▸ **Direction**:
Please list each line in the entries below that contains the word "Gauth". Count a line only if the word matches in capitalization.

▸ **Supplied records**:
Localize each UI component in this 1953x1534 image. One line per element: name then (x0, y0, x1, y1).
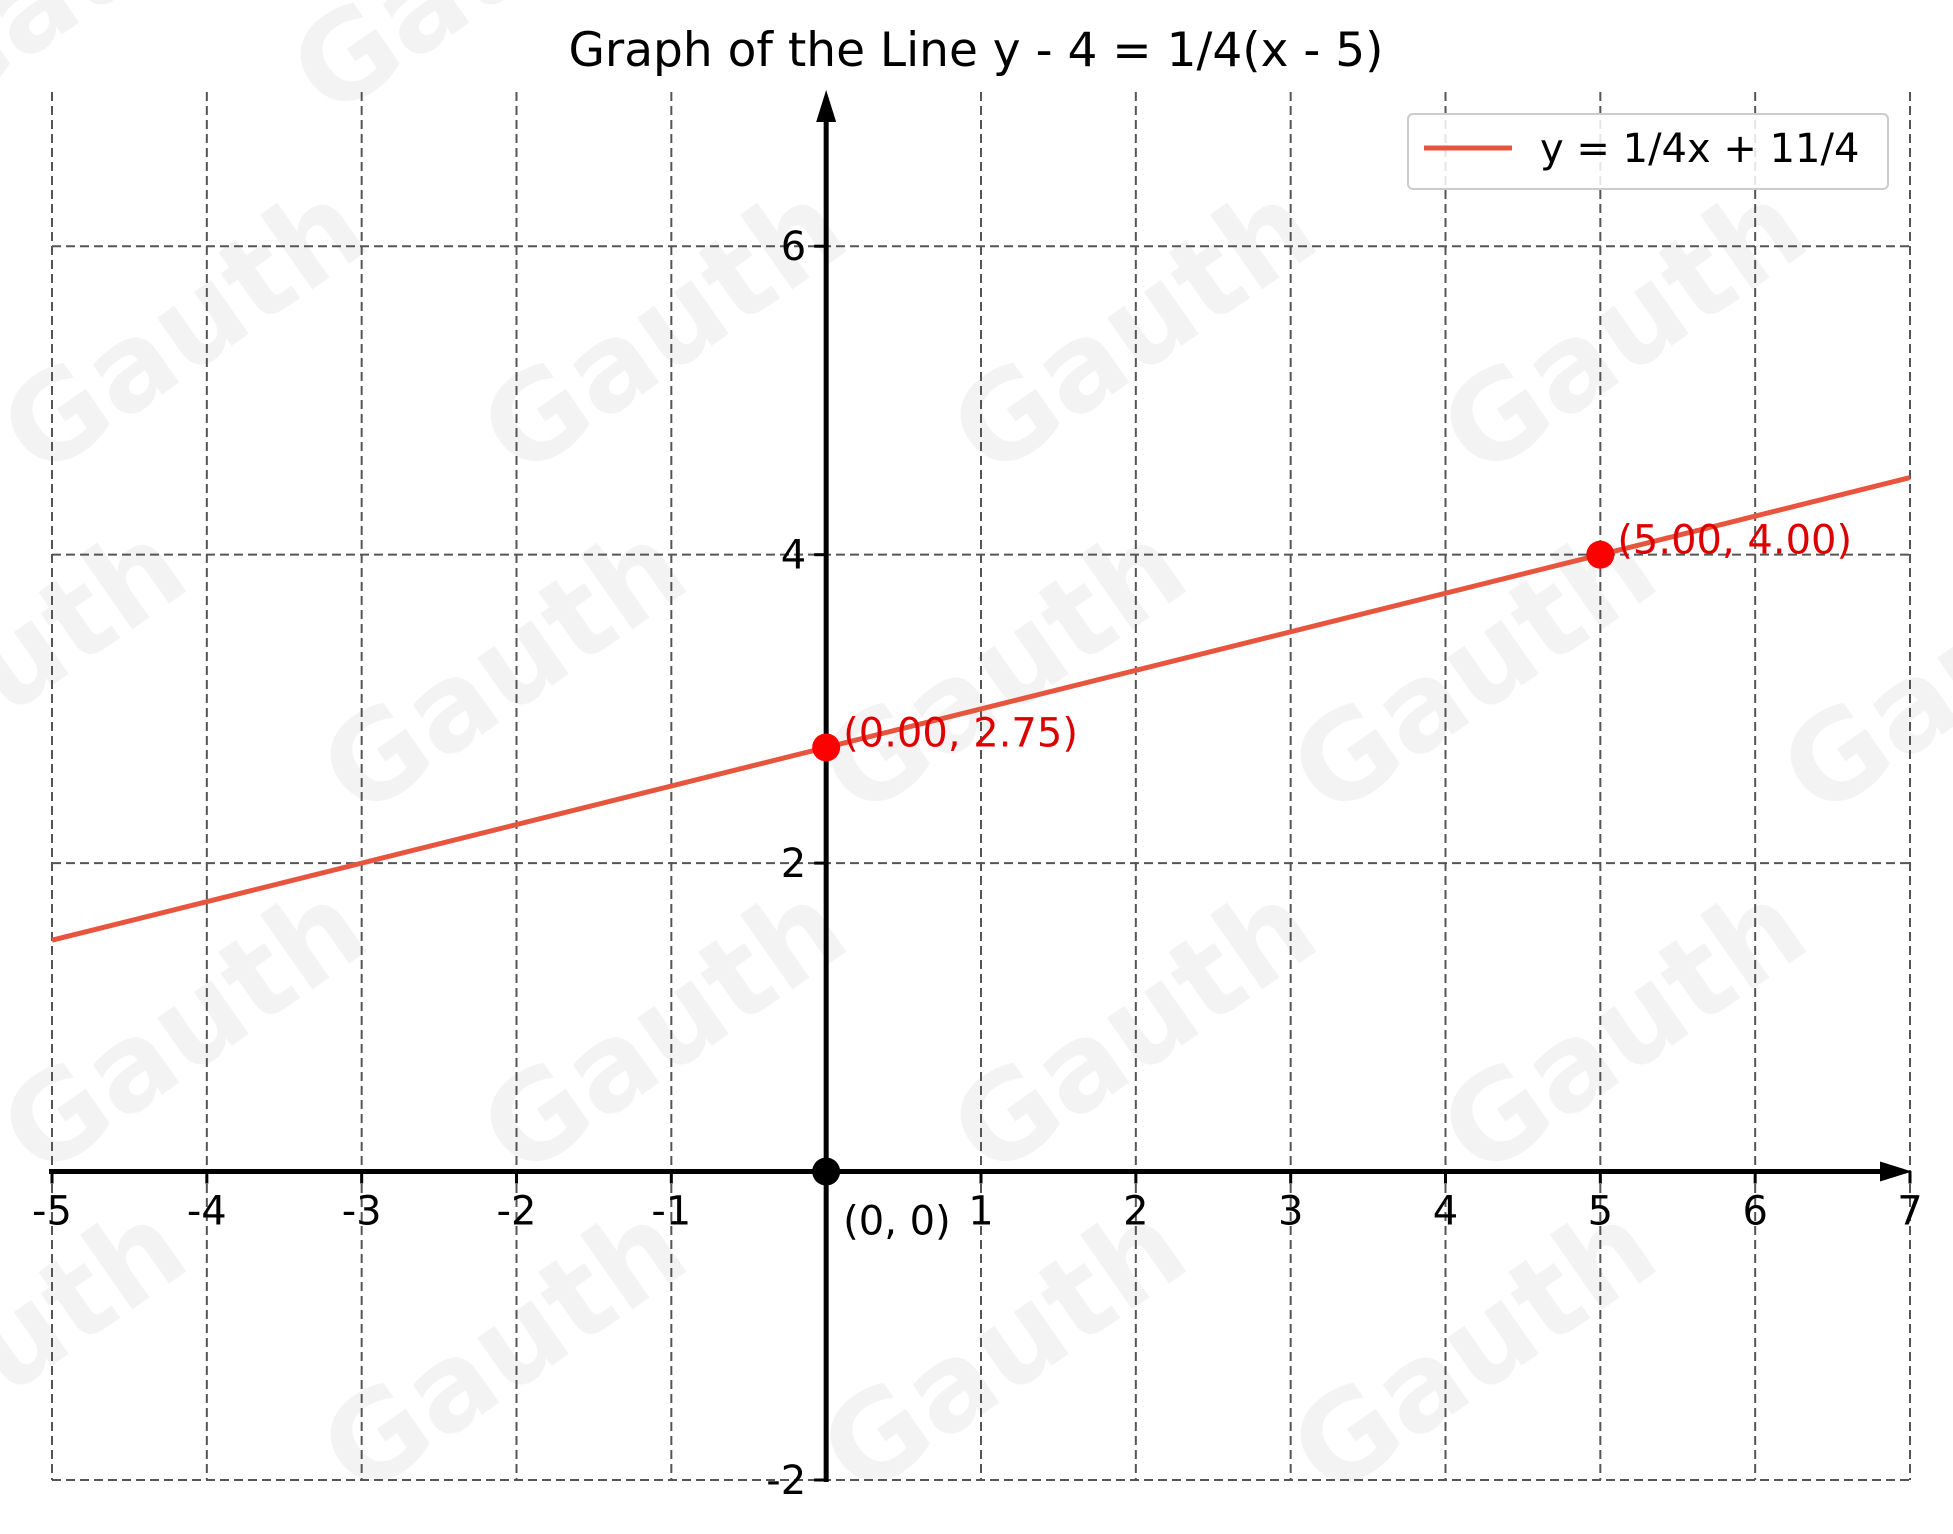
points-layer: (0.00, 2.75) (5.00, 4.00) (0, 0) (812, 518, 1852, 1245)
x-tick-label: -1 (651, 1189, 691, 1235)
y-tick-label: 6 (781, 224, 806, 270)
y-tick-label: -2 (766, 1458, 806, 1504)
chart-title: Graph of the Line y - 4 = 1/4(x - 5) (569, 23, 1384, 78)
x-tick-label: 5 (1588, 1189, 1613, 1235)
y-axis-arrow (816, 90, 837, 122)
watermark-text: Gauth (1417, 856, 1831, 1204)
x-tick-label: 7 (1897, 1189, 1922, 1235)
legend: y = 1/4x + 11/4 (1407, 113, 1889, 190)
watermark-text: Gauth (457, 156, 871, 504)
axes (49, 90, 1912, 1482)
data-point (812, 1157, 841, 1186)
point-label: (5.00, 4.00) (1617, 518, 1852, 564)
legend-label: y = 1/4x + 11/4 (1540, 126, 1859, 172)
x-tick-label: 2 (1123, 1189, 1148, 1235)
x-tick-label: 3 (1278, 1189, 1303, 1235)
y-tick-label: 2 (781, 841, 806, 887)
watermark-text: Gauth (0, 156, 391, 504)
watermark-text: Gauth (927, 856, 1341, 1204)
x-tick-label: -2 (497, 1189, 537, 1235)
x-tick-label: 4 (1433, 1189, 1458, 1235)
watermark-text: Gauth (1417, 156, 1831, 504)
y-tick-label: 4 (781, 533, 806, 579)
data-point (812, 733, 841, 762)
grid (51, 92, 1911, 1481)
x-axis-arrow (1880, 1161, 1912, 1182)
watermark-text: Gauth (0, 856, 391, 1204)
point-label: (0, 0) (843, 1199, 951, 1245)
watermark-text: Gauth (0, 496, 211, 844)
watermark-text: Gauth (797, 496, 1211, 844)
watermark-text: Gauth (457, 856, 871, 1204)
point-label: (0.00, 2.75) (843, 710, 1078, 756)
legend-box (1407, 113, 1889, 190)
x-tick-label: -3 (342, 1189, 382, 1235)
watermark-text: Gauth (927, 156, 1341, 504)
watermark-text: Gauth (1267, 1176, 1681, 1524)
x-tick-label: 6 (1742, 1189, 1767, 1235)
x-tick-label: -5 (32, 1189, 72, 1235)
watermark-text: Gauth (0, 0, 291, 144)
x-tick-label: -4 (187, 1189, 227, 1235)
data-point (1586, 540, 1615, 569)
tick-labels: -5 -4 -3 -2 -1 1 2 3 4 5 6 7 -2 2 4 6 (32, 224, 1923, 1504)
x-tick-label: 1 (968, 1189, 993, 1235)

▸ **Finished exercise**:
watermark-text: Gauth (1417, 856, 1831, 1204)
watermark-text: Gauth (457, 156, 871, 504)
watermark-text: Gauth (0, 156, 391, 504)
watermark-text: Gauth (927, 856, 1341, 1204)
watermark-text: Gauth (1417, 156, 1831, 504)
watermark-text: Gauth (0, 856, 391, 1204)
watermark-text: Gauth (0, 496, 211, 844)
watermark-text: Gauth (797, 496, 1211, 844)
watermark-text: Gauth (457, 856, 871, 1204)
watermark-text: Gauth (927, 156, 1341, 504)
watermark-text: Gauth (1267, 1176, 1681, 1524)
watermark-text: Gauth (0, 0, 291, 144)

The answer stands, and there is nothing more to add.